» PROBLEM: Search the material for the word "Designer" and report each line where it turns up.

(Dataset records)
___

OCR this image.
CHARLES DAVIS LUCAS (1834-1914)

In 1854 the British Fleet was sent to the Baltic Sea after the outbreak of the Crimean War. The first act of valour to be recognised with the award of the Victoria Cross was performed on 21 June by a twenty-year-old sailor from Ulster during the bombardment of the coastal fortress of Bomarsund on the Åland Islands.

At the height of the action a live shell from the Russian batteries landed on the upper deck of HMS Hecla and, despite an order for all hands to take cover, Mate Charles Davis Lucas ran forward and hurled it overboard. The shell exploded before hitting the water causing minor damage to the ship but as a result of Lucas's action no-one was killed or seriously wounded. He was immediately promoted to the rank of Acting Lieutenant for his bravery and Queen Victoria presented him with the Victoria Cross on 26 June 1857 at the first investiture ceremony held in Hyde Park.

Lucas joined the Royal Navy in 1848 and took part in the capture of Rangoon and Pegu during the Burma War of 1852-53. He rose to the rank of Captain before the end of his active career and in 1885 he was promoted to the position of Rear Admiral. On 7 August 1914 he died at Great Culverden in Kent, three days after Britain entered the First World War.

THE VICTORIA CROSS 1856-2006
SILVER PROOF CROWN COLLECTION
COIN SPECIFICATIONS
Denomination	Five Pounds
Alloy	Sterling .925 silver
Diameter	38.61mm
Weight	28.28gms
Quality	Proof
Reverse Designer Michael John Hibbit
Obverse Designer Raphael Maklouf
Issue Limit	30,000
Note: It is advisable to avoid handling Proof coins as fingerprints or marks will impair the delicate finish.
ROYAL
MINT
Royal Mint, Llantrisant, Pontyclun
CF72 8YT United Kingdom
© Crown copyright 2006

___

» TASK OUTPUT:
Reverse Designer Michael John Hibbit
Obverse Designer Raphael Maklouf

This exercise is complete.